**** EXCERPTED RECORDS

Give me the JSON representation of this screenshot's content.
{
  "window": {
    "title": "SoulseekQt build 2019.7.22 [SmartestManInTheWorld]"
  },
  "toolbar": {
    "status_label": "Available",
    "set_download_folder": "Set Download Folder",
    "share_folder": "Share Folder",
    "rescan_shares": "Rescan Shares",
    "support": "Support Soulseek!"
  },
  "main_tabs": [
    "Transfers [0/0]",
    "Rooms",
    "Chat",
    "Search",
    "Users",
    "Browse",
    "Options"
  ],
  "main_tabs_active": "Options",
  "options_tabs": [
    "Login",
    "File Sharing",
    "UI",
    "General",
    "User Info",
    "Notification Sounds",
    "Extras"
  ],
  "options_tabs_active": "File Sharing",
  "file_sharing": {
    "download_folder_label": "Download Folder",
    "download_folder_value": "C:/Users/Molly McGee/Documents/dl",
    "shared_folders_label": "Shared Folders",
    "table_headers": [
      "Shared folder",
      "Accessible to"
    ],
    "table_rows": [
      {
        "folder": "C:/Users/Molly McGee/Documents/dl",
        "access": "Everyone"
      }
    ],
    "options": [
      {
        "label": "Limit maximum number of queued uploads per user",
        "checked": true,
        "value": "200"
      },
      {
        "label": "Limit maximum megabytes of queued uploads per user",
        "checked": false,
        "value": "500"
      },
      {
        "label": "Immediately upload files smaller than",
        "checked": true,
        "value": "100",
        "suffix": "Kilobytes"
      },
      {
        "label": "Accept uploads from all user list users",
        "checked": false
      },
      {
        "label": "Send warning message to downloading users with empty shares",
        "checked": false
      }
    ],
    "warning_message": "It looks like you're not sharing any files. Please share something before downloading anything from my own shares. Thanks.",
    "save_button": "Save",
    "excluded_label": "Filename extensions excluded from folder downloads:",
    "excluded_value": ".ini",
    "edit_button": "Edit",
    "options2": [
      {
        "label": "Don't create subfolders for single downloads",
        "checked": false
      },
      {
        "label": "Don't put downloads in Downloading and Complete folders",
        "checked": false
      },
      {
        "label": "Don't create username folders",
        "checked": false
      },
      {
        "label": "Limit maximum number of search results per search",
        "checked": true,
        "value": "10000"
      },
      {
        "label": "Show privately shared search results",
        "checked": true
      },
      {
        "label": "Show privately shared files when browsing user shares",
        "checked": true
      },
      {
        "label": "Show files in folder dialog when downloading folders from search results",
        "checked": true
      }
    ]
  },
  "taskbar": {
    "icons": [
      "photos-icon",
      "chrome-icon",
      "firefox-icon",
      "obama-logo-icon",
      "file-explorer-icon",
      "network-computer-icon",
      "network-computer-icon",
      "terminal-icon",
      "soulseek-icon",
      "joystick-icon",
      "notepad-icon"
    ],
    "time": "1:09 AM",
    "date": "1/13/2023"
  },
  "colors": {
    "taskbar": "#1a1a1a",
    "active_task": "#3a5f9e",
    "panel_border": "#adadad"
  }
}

********

▶ _SET PROBLEM_: How many lines of these entries hold the string "results"? Answer with the number alone.

▶ _RESULT FOR THIS EXERCISE_: 3